• **THE PROBLEM**
What follows is a block of records; restate each one word for word.

[Begin]

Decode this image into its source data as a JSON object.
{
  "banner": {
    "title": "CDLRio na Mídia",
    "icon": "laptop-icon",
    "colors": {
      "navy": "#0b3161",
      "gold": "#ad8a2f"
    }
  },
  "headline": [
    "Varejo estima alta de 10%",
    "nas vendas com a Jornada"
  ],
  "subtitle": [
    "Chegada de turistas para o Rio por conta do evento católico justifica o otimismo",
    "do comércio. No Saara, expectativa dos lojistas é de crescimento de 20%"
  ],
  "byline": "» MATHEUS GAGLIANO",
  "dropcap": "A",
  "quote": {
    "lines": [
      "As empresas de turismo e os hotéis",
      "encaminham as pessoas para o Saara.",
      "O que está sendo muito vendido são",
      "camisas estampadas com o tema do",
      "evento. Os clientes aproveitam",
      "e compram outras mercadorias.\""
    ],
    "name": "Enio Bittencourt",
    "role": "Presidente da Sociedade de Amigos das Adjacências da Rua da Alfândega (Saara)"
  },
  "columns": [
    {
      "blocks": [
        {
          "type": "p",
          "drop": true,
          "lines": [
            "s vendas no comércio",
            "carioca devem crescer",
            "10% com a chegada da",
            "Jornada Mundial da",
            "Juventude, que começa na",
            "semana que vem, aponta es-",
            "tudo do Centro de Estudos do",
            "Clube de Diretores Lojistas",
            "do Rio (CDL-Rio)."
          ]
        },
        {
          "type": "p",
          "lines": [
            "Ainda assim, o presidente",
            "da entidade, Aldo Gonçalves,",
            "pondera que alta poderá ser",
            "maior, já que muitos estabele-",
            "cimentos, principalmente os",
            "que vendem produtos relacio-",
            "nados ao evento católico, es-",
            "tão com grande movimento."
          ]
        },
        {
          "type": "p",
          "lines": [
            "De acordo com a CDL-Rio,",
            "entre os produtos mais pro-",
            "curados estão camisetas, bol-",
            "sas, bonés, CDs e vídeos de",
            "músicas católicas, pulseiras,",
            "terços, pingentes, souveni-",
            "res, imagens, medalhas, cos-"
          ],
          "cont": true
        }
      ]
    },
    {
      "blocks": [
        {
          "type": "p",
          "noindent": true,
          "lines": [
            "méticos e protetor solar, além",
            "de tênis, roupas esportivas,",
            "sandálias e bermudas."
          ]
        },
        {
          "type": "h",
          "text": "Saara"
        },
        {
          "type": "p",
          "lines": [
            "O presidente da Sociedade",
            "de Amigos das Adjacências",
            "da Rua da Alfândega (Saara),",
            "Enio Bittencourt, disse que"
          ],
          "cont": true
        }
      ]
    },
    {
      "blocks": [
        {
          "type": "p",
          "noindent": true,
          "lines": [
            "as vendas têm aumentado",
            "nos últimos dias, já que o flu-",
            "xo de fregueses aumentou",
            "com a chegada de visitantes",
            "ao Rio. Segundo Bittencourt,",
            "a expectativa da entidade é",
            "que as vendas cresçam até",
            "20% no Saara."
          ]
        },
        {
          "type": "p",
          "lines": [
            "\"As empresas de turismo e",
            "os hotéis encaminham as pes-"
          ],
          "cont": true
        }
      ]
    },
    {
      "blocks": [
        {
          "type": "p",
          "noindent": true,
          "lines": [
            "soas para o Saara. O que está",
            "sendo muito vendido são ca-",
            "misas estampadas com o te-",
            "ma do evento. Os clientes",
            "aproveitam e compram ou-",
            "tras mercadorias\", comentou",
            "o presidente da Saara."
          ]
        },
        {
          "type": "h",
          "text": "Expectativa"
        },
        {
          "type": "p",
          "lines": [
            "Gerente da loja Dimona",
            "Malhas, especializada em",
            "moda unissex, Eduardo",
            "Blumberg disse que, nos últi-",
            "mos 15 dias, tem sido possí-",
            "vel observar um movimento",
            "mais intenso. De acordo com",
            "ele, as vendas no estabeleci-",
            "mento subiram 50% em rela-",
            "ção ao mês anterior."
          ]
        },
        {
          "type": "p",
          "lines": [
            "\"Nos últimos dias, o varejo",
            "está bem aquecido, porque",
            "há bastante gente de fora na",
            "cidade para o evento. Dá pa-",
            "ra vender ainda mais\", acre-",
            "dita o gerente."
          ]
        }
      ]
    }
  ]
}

[End]

• **TASK RESULT**
Decode this image into its source data as a JSON object.
{
  "banner": {
    "title": "CDLRio na Mídia",
    "icon": "laptop-icon",
    "colors": {
      "navy": "#0b3161",
      "gold": "#ad8a2f"
    }
  },
  "headline": [
    "Varejo estima alta de 10%",
    "nas vendas com a Jornada"
  ],
  "subtitle": [
    "Chegada de turistas para o Rio por conta do evento católico justifica o otimismo",
    "do comércio. No Saara, expectativa dos lojistas é de crescimento de 20%"
  ],
  "byline": "» MATHEUS GAGLIANO",
  "dropcap": "A",
  "quote": {
    "lines": [
      "As empresas de turismo e os hotéis",
      "encaminham as pessoas para o Saara.",
      "O que está sendo muito vendido são",
      "camisas estampadas com o tema do",
      "evento. Os clientes aproveitam",
      "e compram outras mercadorias.\""
    ],
    "name": "Enio Bittencourt",
    "role": "Presidente da Sociedade de Amigos das Adjacências da Rua da Alfândega (Saara)"
  },
  "columns": [
    {
      "blocks": [
        {
          "type": "p",
          "drop": true,
          "lines": [
            "s vendas no comércio",
            "carioca devem crescer",
            "10% com a chegada da",
            "Jornada Mundial da",
            "Juventude, que começa na",
            "semana que vem, aponta es-",
            "tudo do Centro de Estudos do",
            "Clube de Diretores Lojistas",
            "do Rio (CDL-Rio)."
          ]
        },
        {
          "type": "p",
          "lines": [
            "Ainda assim, o presidente",
            "da entidade, Aldo Gonçalves,",
            "pondera que alta poderá ser",
            "maior, já que muitos estabele-",
            "cimentos, principalmente os",
            "que vendem produtos relacio-",
            "nados ao evento católico, es-",
            "tão com grande movimento."
          ]
        },
        {
          "type": "p",
          "lines": [
            "De acordo com a CDL-Rio,",
            "entre os produtos mais pro-",
            "curados estão camisetas, bol-",
            "sas, bonés, CDs e vídeos de",
            "músicas católicas, pulseiras,",
            "terços, pingentes, souveni-",
            "res, imagens, medalhas, cos-"
          ],
          "cont": true
        }
      ]
    },
    {
      "blocks": [
        {
          "type": "p",
          "noindent": true,
          "lines": [
            "méticos e protetor solar, além",
            "de tênis, roupas esportivas,",
            "sandálias e bermudas."
          ]
        },
        {
          "type": "h",
          "text": "Saara"
        },
        {
          "type": "p",
          "lines": [
            "O presidente da Sociedade",
            "de Amigos das Adjacências",
            "da Rua da Alfândega (Saara),",
            "Enio Bittencourt, disse que"
          ],
          "cont": true
        }
      ]
    },
    {
      "blocks": [
        {
          "type": "p",
          "noindent": true,
          "lines": [
            "as vendas têm aumentado",
            "nos últimos dias, já que o flu-",
            "xo de fregueses aumentou",
            "com a chegada de visitantes",
            "ao Rio. Segundo Bittencourt,",
            "a expectativa da entidade é",
            "que as vendas cresçam até",
            "20% no Saara."
          ]
        },
        {
          "type": "p",
          "lines": [
            "\"As empresas de turismo e",
            "os hotéis encaminham as pes-"
          ],
          "cont": true
        }
      ]
    },
    {
      "blocks": [
        {
          "type": "p",
          "noindent": true,
          "lines": [
            "soas para o Saara. O que está",
            "sendo muito vendido são ca-",
            "misas estampadas com o te-",
            "ma do evento. Os clientes",
            "aproveitam e compram ou-",
            "tras mercadorias\", comentou",
            "o presidente da Saara."
          ]
        },
        {
          "type": "h",
          "text": "Expectativa"
        },
        {
          "type": "p",
          "lines": [
            "Gerente da loja Dimona",
            "Malhas, especializada em",
            "moda unissex, Eduardo",
            "Blumberg disse que, nos últi-",
            "mos 15 dias, tem sido possí-",
            "vel observar um movimento",
            "mais intenso. De acordo com",
            "ele, as vendas no estabeleci-",
            "mento subiram 50% em rela-",
            "ção ao mês anterior."
          ]
        },
        {
          "type": "p",
          "lines": [
            "\"Nos últimos dias, o varejo",
            "está bem aquecido, porque",
            "há bastante gente de fora na",
            "cidade para o evento. Dá pa-",
            "ra vender ainda mais\", acre-",
            "dita o gerente."
          ]
        }
      ]
    }
  ]
}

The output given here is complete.